**Dataset rows about figures:**
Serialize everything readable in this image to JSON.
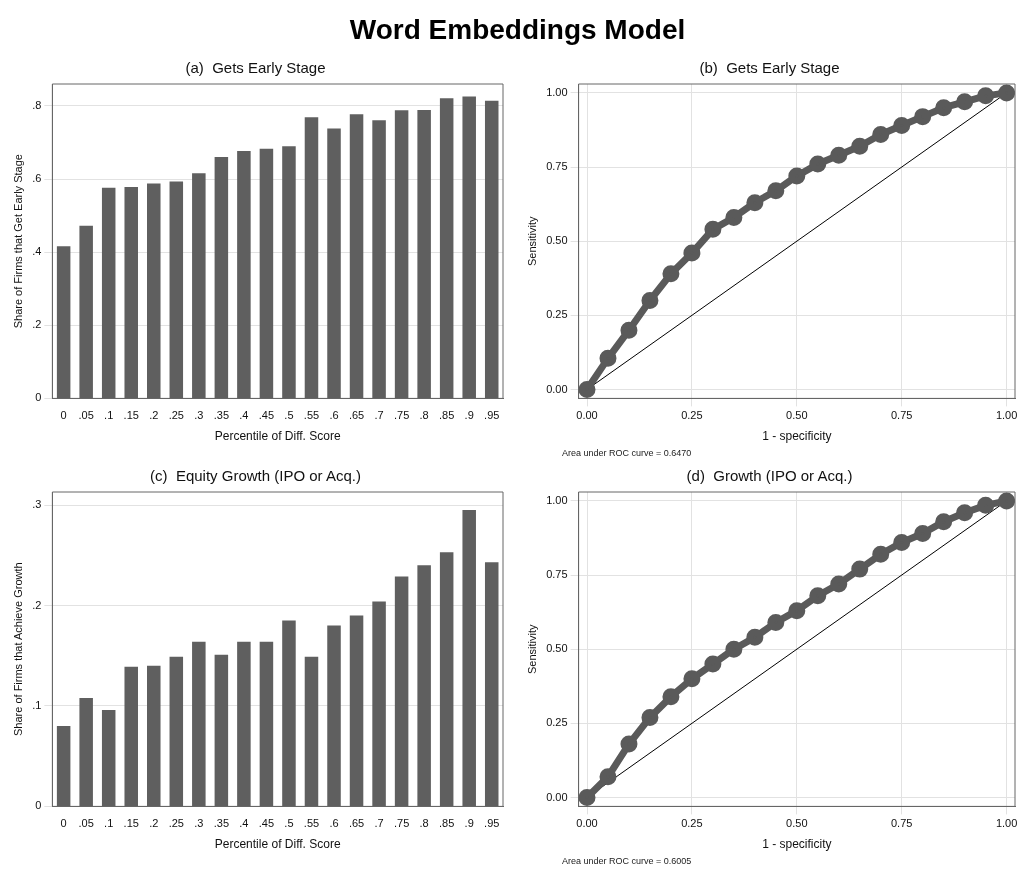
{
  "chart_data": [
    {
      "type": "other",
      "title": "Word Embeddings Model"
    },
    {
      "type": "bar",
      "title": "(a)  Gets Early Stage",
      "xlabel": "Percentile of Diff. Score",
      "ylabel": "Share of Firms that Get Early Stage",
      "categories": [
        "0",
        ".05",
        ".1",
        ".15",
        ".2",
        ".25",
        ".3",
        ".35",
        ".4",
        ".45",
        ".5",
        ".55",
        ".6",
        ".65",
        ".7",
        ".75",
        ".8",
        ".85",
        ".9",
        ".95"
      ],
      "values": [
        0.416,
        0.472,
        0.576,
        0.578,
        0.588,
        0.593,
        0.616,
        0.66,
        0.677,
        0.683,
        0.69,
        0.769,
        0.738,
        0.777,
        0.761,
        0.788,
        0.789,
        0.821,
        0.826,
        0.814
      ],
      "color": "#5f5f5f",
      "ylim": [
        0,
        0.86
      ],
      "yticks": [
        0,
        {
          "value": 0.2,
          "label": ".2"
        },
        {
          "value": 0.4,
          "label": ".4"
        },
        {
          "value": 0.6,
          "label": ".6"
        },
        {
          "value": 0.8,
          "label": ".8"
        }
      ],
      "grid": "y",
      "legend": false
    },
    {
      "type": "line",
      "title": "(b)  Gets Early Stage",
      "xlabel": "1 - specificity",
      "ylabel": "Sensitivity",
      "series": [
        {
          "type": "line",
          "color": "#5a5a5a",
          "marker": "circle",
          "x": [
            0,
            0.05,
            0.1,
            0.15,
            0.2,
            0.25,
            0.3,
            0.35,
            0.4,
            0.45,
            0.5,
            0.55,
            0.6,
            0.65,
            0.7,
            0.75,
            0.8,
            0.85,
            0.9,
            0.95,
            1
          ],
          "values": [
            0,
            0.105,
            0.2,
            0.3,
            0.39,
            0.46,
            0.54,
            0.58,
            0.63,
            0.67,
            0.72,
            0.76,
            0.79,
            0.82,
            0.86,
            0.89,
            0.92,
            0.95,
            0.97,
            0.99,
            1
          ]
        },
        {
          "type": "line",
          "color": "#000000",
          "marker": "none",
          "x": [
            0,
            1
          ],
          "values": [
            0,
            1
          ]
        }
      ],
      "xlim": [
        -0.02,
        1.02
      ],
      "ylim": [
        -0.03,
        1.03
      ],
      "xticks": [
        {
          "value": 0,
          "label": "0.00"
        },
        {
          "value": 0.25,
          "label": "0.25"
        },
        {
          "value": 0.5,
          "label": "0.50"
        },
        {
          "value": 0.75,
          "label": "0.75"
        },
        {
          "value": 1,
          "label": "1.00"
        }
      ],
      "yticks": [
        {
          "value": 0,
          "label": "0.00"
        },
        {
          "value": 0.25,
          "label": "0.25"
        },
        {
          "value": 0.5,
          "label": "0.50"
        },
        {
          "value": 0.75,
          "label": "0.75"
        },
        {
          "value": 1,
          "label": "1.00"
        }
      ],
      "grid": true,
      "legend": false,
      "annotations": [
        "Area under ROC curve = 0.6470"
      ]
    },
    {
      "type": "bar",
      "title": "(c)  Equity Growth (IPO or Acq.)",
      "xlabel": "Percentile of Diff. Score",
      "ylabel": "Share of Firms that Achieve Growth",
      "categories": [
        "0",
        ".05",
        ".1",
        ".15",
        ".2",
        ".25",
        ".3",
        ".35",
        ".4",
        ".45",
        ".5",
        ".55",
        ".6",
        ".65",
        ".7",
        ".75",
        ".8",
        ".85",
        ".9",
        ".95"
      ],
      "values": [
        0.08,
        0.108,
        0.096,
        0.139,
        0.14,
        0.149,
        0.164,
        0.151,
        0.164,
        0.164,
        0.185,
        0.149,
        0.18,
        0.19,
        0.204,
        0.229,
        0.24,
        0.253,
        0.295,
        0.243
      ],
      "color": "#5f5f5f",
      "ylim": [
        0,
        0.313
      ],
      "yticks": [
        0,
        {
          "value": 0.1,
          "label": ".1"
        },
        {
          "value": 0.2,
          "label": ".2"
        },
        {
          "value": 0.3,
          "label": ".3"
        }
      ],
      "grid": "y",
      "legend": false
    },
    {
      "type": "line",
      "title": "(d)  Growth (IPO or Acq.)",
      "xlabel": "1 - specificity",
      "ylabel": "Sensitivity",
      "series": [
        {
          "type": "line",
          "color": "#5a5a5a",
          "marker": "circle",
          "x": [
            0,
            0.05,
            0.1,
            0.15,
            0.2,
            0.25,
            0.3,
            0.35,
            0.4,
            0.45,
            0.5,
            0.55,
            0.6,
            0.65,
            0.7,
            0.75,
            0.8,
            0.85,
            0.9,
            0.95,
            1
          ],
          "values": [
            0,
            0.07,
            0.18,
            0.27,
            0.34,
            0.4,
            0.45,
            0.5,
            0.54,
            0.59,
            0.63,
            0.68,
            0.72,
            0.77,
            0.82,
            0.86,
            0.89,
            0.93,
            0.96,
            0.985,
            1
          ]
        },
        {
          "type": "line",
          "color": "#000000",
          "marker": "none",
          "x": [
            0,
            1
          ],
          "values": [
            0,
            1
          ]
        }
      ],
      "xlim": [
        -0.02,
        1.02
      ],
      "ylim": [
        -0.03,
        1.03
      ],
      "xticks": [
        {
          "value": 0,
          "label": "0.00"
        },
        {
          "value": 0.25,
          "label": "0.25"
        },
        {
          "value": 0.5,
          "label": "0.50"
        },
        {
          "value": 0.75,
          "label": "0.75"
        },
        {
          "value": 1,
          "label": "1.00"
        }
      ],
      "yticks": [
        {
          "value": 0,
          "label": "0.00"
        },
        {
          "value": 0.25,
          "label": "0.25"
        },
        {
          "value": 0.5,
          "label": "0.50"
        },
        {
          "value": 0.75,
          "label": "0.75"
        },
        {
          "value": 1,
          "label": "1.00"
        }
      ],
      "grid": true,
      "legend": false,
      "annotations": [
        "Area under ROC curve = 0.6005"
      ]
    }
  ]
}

* * *

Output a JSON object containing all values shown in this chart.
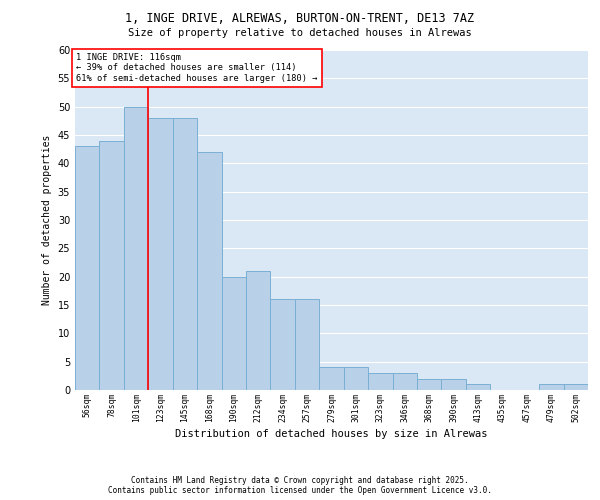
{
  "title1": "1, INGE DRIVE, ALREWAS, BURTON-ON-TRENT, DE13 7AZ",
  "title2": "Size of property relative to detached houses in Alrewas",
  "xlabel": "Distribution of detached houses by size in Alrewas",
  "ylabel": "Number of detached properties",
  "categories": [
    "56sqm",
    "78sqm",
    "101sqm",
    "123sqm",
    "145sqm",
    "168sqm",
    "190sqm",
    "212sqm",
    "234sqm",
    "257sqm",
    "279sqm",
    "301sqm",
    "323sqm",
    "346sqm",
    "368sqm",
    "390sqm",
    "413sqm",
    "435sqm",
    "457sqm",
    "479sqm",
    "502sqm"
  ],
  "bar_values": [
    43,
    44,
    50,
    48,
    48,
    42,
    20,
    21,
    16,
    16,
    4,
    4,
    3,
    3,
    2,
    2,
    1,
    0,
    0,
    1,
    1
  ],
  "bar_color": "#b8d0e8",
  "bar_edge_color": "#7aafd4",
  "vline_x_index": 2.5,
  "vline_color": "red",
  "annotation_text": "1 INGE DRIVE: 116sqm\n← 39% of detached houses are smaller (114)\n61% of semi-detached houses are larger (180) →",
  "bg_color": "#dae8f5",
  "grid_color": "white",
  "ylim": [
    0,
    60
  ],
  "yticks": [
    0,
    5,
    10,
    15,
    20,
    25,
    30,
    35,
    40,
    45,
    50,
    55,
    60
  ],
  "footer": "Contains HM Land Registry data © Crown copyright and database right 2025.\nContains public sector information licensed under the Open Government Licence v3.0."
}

**REQUIRED WORK:**
From the data above, copy out every line with the string "that" in it.

**SOLUTION TO THIS TASK:**
      "ylabel": "Share of Firms that Get Early Stage",
      "ylabel": "Share of Firms that Achieve Growth",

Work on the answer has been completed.